**Excerpted text**:
It’s good for the U.S., and for them too.
In early March 2026, mere days into the United States and Israel’s latest war against Iran, various news outlets reported that President Donald Trump had engaged directly with Iraqi and Iranian Kurdish leaders to promote an uprising spearheaded by Iran’s Kurdish minority against the Iranian regime. The White House denied these assertions. On March 6, a Reuters exclusive reported that Israel, which has its own contacts with Iranian Kurds, was backing their plans to seize Iranian territory. The next day, however, Trump declared that he had “ruled out” Kurdish participation in the war. “I don’t want to see the Kurds going in…we don’t want to make the war any more complex than it already is,” he said.
Naturally, the picture of who is doing what to whom, the tactical options, and questions as to whether and to what extent the U.S. and Israel actually have the same strategic objectives in this war, including with respect to Kurds, are murky and subject to change. But why the concern about complexity when it comes to the Kurds? After all, along with some skeptical reporting and analysis highlighting the dangers of supporting a Kurdish rebellion in Iran—in marked contrast to media cheerleading for the U.S. partnership, launched under President Barack Obama, with the so-called Syrian Democratic Forces (SDF)—there is a narrative in Western and Israeli outlets that Kurdish participation in the war would be crucial to success not only against the Iranian regime but for long-term Israeli security, and that Kurds can be deployed for precise war aims. From this perspective, it is almost as if “the Kurds” constitute an object of uniform density with immutable attributes and capabilities, to be manipulated at will.
Under the circumstances, it is perhaps a good time to look at some of those underlying complexities of the regional Kurdish issue, particularly characteristics that by and large have been only superficially covered or even ignored in Western media. What happens in the Iranian provinces of Kordestan, Kermanshah, and other Kurd-populated regions of northwestern Iran, known in Kurdish as Rojhelat, or the East—just as the predominantly Kurdish areas in northern Syria are known as Rojava, or the West, among Kurds everywhere—is unlikely to stay there. These dynamics could potentially have a profound effect on stability in Iran and across a vast swath of western Asia and the Middle East, with major implications for U.S. strategic interests in the region for decades to come.
First, some relatively recent history. For centuries, Kurds were a vital element of the neighboring Ottoman and Safavid empires. These two great Islamic, multiethnic states achieved stable bilateral relations in the 17th century following an era of geopolitical conflict and shrewd Ottoman diplomacy, ultimately establishing a border that delineates the territories of predominantly Sunni Turkey and Shia Iran even today. From then until the 20th century the great majority of Kurds lived under the Ottoman aegis.

**Entries provided**:
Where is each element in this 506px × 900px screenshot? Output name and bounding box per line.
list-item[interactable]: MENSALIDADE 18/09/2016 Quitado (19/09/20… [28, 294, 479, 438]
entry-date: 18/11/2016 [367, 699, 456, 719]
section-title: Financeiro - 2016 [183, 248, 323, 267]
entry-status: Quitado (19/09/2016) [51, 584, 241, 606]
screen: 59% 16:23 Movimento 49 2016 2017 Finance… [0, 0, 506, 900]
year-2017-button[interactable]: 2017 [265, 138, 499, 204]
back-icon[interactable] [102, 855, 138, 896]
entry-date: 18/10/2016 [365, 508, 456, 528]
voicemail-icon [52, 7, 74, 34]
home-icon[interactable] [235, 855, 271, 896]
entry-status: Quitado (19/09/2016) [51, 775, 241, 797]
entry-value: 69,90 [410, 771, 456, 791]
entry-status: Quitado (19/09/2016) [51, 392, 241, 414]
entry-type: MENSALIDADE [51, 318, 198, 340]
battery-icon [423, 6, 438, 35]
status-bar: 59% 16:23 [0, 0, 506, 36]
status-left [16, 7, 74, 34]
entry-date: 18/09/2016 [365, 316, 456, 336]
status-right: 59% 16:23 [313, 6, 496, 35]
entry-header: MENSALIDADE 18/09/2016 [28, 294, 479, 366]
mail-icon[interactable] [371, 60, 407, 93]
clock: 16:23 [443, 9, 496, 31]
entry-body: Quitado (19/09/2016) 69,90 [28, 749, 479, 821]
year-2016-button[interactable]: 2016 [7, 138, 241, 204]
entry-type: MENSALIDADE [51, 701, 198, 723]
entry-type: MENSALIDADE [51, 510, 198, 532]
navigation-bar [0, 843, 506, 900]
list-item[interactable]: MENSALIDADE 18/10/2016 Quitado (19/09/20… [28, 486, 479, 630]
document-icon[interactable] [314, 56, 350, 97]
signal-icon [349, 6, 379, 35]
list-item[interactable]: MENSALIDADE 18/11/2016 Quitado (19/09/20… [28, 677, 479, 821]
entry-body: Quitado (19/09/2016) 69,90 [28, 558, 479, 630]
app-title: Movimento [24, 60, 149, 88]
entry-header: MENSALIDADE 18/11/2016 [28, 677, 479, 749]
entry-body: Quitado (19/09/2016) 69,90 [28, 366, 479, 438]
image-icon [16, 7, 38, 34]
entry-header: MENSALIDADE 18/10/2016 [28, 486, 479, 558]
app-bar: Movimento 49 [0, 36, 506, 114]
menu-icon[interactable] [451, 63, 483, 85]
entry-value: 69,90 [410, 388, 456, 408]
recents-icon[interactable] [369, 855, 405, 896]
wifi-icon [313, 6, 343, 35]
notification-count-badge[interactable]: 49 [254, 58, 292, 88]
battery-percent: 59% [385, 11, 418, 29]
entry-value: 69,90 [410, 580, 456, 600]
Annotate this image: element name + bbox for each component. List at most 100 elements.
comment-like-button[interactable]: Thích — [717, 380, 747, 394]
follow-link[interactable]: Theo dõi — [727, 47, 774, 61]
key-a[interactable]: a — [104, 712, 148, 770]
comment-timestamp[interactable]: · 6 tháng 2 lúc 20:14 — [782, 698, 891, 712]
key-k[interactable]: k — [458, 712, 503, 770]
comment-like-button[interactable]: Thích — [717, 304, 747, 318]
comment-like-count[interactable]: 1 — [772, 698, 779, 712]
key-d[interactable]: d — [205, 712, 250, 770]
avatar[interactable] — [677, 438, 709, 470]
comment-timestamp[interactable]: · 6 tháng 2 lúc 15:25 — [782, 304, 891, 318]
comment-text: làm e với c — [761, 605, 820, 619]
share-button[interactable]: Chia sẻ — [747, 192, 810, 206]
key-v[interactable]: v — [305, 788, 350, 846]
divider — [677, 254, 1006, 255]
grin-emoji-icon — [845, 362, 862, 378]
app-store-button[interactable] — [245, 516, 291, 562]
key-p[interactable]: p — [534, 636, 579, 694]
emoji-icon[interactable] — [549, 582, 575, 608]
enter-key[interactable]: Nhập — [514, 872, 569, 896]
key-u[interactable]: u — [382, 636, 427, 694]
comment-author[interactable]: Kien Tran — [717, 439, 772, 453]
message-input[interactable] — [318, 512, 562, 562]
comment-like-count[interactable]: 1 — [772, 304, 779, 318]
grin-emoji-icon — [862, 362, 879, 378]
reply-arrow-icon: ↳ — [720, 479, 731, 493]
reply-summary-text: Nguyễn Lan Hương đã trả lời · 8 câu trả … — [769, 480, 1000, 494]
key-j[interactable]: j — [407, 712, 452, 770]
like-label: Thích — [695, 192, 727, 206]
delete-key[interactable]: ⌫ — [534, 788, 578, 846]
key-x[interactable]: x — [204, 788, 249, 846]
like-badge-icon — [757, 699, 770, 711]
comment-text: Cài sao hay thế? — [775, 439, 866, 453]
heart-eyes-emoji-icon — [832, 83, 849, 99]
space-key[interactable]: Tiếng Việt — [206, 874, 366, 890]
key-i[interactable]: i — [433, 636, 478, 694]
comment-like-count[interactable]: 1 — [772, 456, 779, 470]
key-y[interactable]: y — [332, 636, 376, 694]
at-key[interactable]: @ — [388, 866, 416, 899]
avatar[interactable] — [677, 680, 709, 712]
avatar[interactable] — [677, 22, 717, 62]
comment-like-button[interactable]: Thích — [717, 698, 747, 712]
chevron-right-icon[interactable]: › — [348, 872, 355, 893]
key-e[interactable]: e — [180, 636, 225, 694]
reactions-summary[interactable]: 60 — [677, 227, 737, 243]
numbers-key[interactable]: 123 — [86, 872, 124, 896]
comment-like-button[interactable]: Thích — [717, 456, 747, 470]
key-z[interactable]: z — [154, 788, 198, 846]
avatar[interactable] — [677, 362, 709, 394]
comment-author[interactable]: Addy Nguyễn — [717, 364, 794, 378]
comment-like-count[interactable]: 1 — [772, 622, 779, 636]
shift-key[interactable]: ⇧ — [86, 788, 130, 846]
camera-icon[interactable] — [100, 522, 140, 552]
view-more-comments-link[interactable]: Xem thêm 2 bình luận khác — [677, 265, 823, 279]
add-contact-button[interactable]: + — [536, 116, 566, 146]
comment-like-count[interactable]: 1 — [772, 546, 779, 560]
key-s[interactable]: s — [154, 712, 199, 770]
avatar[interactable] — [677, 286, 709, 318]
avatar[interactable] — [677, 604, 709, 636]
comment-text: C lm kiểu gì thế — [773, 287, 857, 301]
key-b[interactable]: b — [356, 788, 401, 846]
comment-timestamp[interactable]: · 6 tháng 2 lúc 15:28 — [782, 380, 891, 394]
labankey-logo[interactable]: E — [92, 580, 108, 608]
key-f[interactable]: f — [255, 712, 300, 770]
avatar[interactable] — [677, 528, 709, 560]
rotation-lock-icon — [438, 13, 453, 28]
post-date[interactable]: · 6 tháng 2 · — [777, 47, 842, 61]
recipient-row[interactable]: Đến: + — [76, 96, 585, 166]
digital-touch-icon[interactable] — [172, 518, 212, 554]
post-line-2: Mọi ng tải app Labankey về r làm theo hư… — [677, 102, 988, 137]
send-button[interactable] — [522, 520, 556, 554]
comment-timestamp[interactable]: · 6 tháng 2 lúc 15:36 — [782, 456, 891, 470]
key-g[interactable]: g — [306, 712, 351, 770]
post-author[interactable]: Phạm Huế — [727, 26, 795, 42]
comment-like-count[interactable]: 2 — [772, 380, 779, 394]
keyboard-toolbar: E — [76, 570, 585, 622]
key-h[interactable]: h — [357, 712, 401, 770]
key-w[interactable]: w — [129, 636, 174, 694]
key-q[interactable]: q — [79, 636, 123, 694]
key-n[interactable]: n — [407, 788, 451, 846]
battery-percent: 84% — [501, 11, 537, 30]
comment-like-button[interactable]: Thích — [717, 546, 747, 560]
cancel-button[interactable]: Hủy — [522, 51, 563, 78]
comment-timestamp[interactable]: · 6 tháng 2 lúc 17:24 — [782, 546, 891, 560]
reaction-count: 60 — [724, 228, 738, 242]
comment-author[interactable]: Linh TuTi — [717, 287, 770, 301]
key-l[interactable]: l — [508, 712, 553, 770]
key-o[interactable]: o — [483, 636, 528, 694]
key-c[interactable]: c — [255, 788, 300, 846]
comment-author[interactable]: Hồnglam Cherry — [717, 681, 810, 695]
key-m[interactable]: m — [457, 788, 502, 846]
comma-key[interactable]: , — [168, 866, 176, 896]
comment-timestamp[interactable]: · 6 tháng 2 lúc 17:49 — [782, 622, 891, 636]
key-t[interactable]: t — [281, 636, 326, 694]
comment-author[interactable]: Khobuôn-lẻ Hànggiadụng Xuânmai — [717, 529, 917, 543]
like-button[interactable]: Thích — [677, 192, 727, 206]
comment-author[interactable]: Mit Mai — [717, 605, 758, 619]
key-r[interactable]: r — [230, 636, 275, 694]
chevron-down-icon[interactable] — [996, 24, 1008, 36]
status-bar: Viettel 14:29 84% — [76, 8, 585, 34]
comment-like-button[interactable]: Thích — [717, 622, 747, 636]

**Required task A**:
Please reproduce the passage on the Kurds and the Iran war between "First, some relatively" and "the Ottoman aegis.", inclusive.
**Required task B**:
According to the passage on the Kurds and the Iran war, on what date did a Reuters exclusive report that Israel was backing Iranian Kurds' plans to seize Iranian territory?

**Reply A**:
First, some relatively recent history. For centuries, Kurds were a vital element of the neighboring Ottoman and Safavid empires. These two great Islamic, multiethnic states achieved stable bilateral relations in the 17th century following an era of geopolitical conflict and shrewd Ottoman diplomacy, ultimately establishing a border that delineates the territories of predominantly Sunni Turkey and Shia Iran even today. From then until the 20th century the great majority of Kurds lived under the Ottoman aegis.

**Reply B**:
March 6